* _Short problem_
Show only lines that include "Central".

Structured figure records
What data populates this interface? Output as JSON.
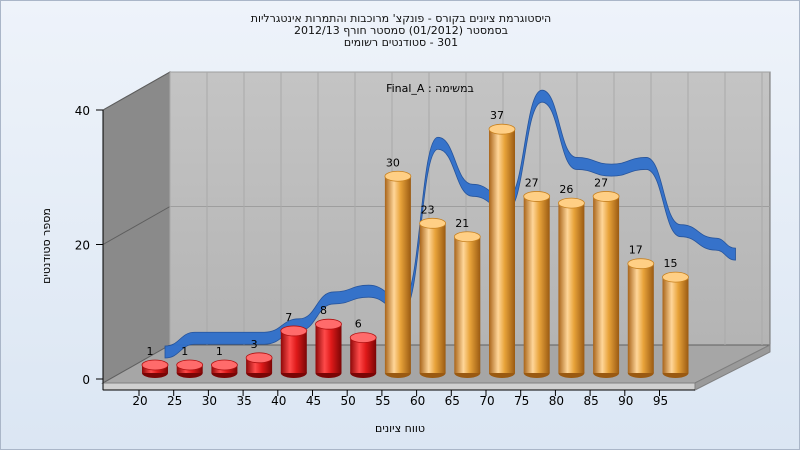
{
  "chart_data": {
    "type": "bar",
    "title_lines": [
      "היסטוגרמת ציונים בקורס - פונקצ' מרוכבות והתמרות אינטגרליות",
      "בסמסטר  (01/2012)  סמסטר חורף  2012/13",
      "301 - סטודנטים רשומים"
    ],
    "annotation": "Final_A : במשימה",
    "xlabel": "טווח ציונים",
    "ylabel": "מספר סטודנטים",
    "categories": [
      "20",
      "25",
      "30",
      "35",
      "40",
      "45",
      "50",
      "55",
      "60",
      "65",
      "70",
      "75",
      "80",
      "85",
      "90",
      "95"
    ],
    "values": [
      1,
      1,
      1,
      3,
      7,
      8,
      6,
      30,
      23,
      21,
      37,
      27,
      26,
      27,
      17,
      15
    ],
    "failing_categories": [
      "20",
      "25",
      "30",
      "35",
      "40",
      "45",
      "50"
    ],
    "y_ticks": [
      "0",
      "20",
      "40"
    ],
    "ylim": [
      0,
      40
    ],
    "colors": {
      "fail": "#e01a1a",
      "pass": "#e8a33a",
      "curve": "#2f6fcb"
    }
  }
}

...

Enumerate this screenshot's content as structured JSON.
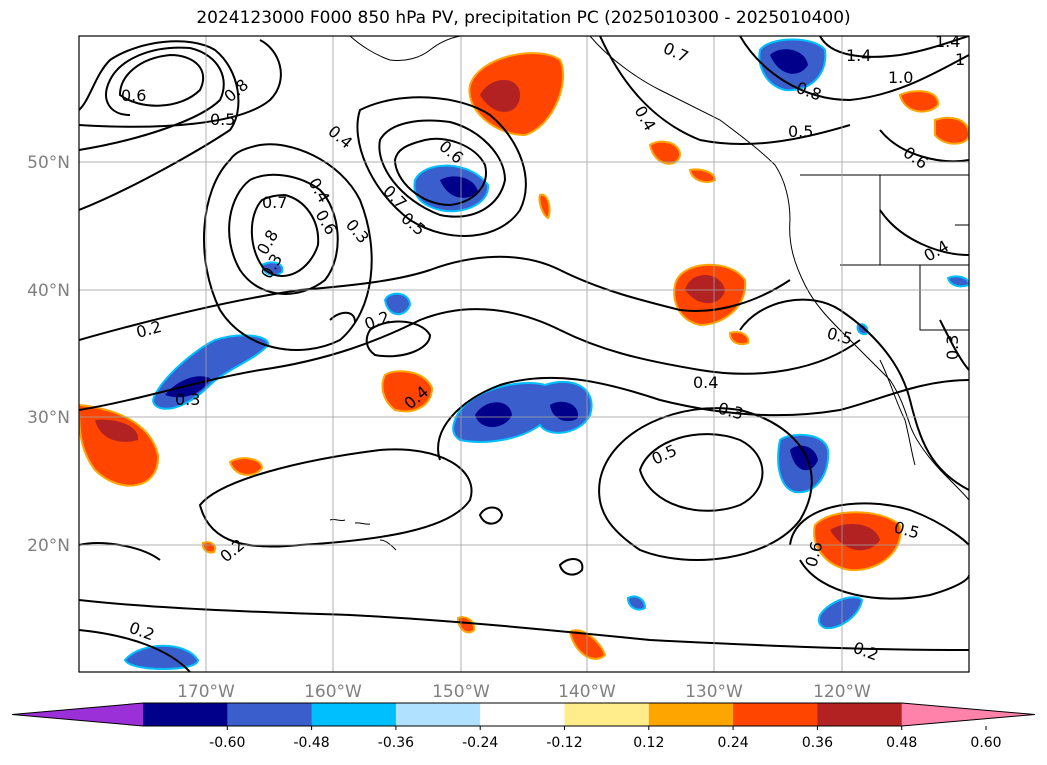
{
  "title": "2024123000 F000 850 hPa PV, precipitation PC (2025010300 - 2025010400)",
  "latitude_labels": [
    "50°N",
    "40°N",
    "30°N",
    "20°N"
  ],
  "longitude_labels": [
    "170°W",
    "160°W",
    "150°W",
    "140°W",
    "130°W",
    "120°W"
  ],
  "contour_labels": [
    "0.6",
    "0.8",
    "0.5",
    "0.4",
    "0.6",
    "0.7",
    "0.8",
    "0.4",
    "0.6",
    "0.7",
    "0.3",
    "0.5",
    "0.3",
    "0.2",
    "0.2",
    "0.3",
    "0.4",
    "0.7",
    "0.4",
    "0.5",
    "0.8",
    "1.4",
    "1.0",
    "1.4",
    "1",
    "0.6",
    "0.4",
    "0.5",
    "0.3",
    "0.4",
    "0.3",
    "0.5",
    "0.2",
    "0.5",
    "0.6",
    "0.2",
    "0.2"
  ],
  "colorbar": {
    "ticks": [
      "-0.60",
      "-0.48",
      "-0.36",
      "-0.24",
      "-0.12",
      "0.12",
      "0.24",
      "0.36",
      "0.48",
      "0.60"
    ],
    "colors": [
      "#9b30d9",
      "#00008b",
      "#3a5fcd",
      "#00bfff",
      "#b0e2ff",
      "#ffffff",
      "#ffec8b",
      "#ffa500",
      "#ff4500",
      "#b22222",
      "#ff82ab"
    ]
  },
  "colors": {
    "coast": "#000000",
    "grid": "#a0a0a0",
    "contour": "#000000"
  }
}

==

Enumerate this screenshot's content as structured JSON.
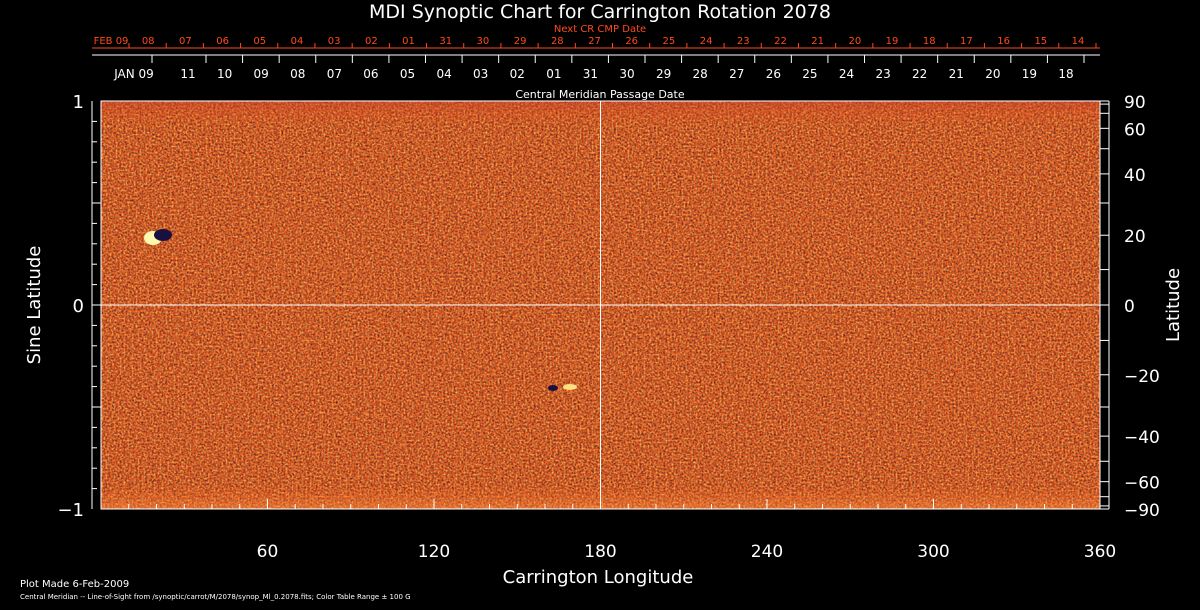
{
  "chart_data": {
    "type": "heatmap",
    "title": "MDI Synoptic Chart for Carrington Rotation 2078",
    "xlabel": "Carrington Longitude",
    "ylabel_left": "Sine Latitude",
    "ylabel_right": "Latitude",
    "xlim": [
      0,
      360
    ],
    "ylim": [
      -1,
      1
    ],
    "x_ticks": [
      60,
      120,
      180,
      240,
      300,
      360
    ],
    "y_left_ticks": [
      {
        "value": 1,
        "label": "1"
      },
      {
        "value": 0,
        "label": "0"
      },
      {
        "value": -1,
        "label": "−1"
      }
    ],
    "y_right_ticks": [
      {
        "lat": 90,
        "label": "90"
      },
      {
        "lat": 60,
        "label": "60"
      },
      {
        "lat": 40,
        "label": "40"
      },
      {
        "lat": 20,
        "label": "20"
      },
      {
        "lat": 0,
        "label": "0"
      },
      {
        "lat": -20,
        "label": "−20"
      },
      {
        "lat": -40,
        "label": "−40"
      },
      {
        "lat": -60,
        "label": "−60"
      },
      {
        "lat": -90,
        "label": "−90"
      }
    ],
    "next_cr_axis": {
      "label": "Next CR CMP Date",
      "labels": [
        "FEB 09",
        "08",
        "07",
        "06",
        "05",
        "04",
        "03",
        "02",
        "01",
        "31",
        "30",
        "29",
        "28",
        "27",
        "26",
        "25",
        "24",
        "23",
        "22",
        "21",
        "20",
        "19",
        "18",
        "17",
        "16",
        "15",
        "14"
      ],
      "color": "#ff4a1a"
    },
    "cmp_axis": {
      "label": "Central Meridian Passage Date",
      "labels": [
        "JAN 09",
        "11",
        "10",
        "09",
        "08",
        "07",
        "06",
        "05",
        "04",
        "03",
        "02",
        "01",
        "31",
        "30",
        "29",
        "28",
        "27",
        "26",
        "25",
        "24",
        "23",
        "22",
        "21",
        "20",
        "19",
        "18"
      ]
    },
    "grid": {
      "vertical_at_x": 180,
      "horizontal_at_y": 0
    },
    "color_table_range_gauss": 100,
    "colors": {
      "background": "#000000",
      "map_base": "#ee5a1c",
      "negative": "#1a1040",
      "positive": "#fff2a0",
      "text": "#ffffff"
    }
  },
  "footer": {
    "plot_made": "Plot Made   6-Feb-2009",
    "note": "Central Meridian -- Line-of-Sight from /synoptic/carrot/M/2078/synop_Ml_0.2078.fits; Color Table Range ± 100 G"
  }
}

* _Solution to this task_
      "label": "Central Meridian Passage Date",
    "note": "Central Meridian -- Line-of-Sight from /synoptic/carrot/M/2078/synop_Ml_0.2078.fits; Color Table Range ± 100 G"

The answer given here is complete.